*PROBLEM TO WORK ON*:
From the passage below about the Philadelphia VA Hospital, quote the words between "My father and" and "heard about this.)", inclusive.

*STUDY TEXT*:
[Start of section]

I am uncertain how "computer interface problems" (in the Philadelphia Inquirer, they were referred to as "glitches") prevented medical personnel from determining treatment success over several years. I would be most interested in hearing more about these "interface problems."

Here are some questions:

  • Did these problems involve the VistA system?
  • What was interfaced to what, exactly?
  • Who did the interfacing?
  • What regulatory authorities validated the interfaces and systems?
  • If no regulatory agency was involved, why not?

I have some familiarity with odd events at the Philadelphia VA Hospital. (Not including the fact that I spent a few months there as a medical intern in the early 1980's). In the mid 1990's I took my father there for evaluation for increased service-related disability. He had been treated for skin lesions in the Army in WW2 and after by the VA with Fowler's solution (an arsenical) and as a consequence of this (even then-outdated and dangerous) treatment, had developed widespread basal cell carcinomatosis over a major portion of his body, with chronic bleeding and discomfort. I accompanied my father to the exam but did not identify myself as an MD, only as his son.

My father was seen in an evaluation by several physicians and students (arsenic-caused basal cell carcinomatosis is quite rare now) in my presence, and he was then handed his (paper) chart to take with him back to the main desk. I told my dad I wanted to look at the note. The note by a physician who'd seen him stated (paraphrasing):

"Mr. Silverstein said he'd taken more than the prescribed dose of arsenic for years, and even shared it with his wife."

My father and I were shocked and dumbfounded. He'd said no such thing, and being a retired pharmacist of 40+ years, thought anyone making such a statement would have had to have been insane. (My mother had even harsher words when she heard about this.)

[End of section]

*ENTRIES SUPPLIED*:
[Start of section]

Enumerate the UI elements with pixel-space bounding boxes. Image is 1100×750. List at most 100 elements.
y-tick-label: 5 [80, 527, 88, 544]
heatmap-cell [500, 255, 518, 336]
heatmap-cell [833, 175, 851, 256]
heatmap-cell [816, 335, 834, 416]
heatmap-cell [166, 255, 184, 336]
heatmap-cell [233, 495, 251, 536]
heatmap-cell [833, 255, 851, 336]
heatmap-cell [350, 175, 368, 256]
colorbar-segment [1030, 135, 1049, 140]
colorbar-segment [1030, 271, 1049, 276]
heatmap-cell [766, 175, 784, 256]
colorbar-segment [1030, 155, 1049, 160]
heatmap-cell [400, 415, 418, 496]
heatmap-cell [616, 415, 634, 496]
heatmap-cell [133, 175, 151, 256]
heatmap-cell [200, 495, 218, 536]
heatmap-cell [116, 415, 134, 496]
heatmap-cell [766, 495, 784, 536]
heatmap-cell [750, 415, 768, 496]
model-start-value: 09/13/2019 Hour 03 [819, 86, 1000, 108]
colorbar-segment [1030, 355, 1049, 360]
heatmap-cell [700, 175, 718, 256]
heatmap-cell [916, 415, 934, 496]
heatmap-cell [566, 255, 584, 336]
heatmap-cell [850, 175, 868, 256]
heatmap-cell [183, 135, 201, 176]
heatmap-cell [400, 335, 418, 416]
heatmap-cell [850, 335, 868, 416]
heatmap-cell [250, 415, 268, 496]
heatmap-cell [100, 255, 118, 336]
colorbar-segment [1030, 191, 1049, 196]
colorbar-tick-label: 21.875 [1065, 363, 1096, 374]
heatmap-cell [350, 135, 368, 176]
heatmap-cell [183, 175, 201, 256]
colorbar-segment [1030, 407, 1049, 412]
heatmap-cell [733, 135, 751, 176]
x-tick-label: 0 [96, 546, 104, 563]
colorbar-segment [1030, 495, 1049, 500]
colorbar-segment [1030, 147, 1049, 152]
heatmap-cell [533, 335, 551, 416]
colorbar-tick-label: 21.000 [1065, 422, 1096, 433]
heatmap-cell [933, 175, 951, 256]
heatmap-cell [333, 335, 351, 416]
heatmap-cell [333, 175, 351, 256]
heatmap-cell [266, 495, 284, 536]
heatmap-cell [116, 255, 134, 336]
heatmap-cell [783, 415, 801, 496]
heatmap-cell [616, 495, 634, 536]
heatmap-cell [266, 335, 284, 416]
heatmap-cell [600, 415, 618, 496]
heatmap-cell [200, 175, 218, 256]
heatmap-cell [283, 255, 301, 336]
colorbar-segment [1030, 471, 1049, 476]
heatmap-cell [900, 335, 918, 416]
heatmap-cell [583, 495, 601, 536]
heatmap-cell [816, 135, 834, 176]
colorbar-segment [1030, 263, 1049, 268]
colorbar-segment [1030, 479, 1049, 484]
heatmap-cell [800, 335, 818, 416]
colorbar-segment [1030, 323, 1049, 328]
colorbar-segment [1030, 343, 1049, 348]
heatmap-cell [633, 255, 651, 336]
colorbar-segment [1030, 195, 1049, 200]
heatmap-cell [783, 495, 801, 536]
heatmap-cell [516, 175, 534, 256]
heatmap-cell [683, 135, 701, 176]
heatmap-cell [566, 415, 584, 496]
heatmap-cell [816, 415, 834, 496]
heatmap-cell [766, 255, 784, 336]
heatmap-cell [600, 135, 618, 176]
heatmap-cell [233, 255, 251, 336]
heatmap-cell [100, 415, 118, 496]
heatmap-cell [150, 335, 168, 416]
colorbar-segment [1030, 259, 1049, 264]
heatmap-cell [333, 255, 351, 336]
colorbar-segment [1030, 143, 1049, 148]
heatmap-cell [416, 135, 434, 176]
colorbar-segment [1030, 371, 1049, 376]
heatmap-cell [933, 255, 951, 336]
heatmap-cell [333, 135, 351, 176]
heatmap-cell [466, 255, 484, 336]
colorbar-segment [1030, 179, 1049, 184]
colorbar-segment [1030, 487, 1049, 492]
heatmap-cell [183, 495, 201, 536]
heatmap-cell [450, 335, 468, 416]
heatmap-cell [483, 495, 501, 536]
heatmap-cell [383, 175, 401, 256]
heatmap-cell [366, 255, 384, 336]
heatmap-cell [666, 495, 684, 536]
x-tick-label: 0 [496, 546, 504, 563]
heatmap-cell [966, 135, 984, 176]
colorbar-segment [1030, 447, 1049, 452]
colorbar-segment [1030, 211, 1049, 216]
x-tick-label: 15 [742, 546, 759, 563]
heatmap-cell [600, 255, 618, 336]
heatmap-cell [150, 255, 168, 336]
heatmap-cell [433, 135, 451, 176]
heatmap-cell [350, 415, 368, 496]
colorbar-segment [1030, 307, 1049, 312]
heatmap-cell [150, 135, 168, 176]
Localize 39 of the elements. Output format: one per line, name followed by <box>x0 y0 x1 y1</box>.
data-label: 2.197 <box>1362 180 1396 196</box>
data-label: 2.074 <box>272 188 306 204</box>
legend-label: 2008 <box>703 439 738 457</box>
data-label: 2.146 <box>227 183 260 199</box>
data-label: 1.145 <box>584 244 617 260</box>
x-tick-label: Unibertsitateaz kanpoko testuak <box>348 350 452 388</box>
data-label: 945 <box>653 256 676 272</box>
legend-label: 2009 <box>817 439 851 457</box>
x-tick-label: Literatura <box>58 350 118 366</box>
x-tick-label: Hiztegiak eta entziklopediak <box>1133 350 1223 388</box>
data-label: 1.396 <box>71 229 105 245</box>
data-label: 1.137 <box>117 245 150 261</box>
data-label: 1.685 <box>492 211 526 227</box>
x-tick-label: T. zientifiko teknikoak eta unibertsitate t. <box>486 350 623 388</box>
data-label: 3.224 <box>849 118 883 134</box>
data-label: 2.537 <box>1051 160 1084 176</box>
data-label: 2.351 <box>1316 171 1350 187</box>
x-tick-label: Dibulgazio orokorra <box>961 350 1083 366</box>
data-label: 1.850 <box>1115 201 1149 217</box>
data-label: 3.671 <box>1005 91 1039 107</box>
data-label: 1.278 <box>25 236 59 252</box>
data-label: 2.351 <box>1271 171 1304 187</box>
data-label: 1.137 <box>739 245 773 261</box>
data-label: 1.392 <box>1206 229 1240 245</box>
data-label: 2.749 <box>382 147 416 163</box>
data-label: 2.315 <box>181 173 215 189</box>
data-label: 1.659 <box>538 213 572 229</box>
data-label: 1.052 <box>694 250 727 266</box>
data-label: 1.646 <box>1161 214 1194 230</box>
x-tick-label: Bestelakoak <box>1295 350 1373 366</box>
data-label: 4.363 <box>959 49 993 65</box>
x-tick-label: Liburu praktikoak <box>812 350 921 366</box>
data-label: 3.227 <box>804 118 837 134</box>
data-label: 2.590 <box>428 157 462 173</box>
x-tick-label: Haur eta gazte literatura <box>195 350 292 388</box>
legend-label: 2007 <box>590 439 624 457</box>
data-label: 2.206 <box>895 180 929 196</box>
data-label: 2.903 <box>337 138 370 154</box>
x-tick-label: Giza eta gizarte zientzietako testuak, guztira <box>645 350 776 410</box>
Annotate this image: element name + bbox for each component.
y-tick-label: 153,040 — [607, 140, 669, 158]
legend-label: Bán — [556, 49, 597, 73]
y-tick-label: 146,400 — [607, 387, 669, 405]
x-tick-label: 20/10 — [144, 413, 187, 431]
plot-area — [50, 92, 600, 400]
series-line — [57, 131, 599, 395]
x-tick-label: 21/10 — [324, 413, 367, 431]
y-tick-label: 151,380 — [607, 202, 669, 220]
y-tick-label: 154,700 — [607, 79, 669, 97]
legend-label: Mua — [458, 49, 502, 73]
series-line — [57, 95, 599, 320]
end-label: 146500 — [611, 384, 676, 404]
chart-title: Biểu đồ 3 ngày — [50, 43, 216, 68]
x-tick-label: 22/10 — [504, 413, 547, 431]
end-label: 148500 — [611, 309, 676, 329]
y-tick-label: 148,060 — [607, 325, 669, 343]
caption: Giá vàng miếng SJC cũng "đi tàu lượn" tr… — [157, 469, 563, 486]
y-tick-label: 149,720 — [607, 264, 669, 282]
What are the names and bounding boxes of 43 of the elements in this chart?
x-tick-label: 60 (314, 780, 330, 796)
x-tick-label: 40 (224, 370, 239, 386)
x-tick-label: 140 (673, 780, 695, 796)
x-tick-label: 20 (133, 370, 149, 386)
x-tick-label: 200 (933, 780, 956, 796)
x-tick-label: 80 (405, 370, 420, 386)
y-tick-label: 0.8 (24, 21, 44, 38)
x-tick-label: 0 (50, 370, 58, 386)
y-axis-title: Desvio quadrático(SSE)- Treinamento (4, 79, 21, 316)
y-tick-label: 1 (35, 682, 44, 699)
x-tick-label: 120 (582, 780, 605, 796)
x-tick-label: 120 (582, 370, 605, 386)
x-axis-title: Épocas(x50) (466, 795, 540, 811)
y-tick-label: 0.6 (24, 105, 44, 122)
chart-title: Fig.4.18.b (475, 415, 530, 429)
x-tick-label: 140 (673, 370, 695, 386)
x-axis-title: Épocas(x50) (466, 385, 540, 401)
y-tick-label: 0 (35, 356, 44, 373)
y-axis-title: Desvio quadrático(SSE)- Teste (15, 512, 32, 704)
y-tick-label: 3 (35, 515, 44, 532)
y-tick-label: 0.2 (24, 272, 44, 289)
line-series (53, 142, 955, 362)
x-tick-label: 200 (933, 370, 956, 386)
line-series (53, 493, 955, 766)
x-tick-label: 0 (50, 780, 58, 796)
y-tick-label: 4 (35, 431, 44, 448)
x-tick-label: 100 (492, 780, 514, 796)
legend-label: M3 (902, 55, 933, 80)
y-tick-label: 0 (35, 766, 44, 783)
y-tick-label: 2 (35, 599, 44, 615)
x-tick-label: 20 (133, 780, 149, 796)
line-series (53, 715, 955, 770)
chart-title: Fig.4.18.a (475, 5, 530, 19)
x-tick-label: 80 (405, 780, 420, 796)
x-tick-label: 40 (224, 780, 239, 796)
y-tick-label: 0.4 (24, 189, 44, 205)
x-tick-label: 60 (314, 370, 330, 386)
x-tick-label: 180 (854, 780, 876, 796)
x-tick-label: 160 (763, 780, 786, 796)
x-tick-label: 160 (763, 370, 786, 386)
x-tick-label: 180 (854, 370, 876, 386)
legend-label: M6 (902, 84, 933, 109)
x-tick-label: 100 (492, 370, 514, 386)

[End of section]

*TASK RESULT*:
My father and I were shocked and dumbfounded. He'd said no such thing, and being a retired pharmacist of 40+ years, thought anyone making such a statement would have had to have been insane. (My mother had even harsher words when she heard about this.)